# Goal of the exercise
Can you copy out the data exactly? Leave the images out.

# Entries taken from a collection
____________

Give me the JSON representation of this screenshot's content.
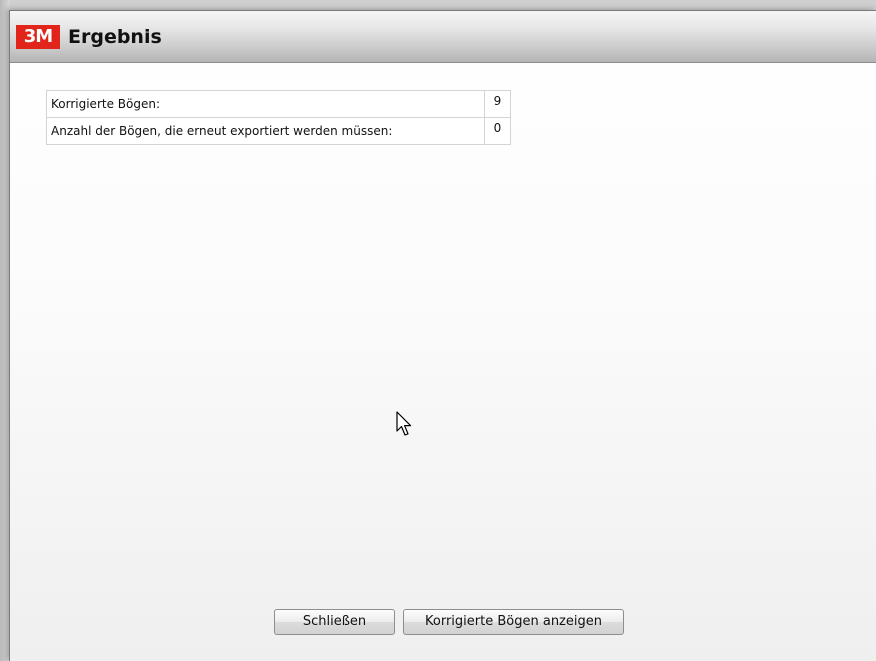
{
  "dialog": {
    "logo_text": "3M",
    "title": "Ergebnis"
  },
  "results": {
    "rows": [
      {
        "label": "Korrigierte Bögen:",
        "value": "9"
      },
      {
        "label": "Anzahl der Bögen, die erneut exportiert werden müssen:",
        "value": "0"
      }
    ]
  },
  "buttons": {
    "close_label": "Schließen",
    "show_label": "Korrigierte Bögen anzeigen"
  },
  "colors": {
    "brand_red": "#e1251b"
  },
  "icons": {
    "cursor": "mouse-pointer-icon"
  }
}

____________

# Completed exercise
Give me the JSON representation of this screenshot's content.
{
  "dialog": {
    "logo_text": "3M",
    "title": "Ergebnis"
  },
  "results": {
    "rows": [
      {
        "label": "Korrigierte Bögen:",
        "value": "9"
      },
      {
        "label": "Anzahl der Bögen, die erneut exportiert werden müssen:",
        "value": "0"
      }
    ]
  },
  "buttons": {
    "close_label": "Schließen",
    "show_label": "Korrigierte Bögen anzeigen"
  },
  "colors": {
    "brand_red": "#e1251b"
  },
  "icons": {
    "cursor": "mouse-pointer-icon"
  }
}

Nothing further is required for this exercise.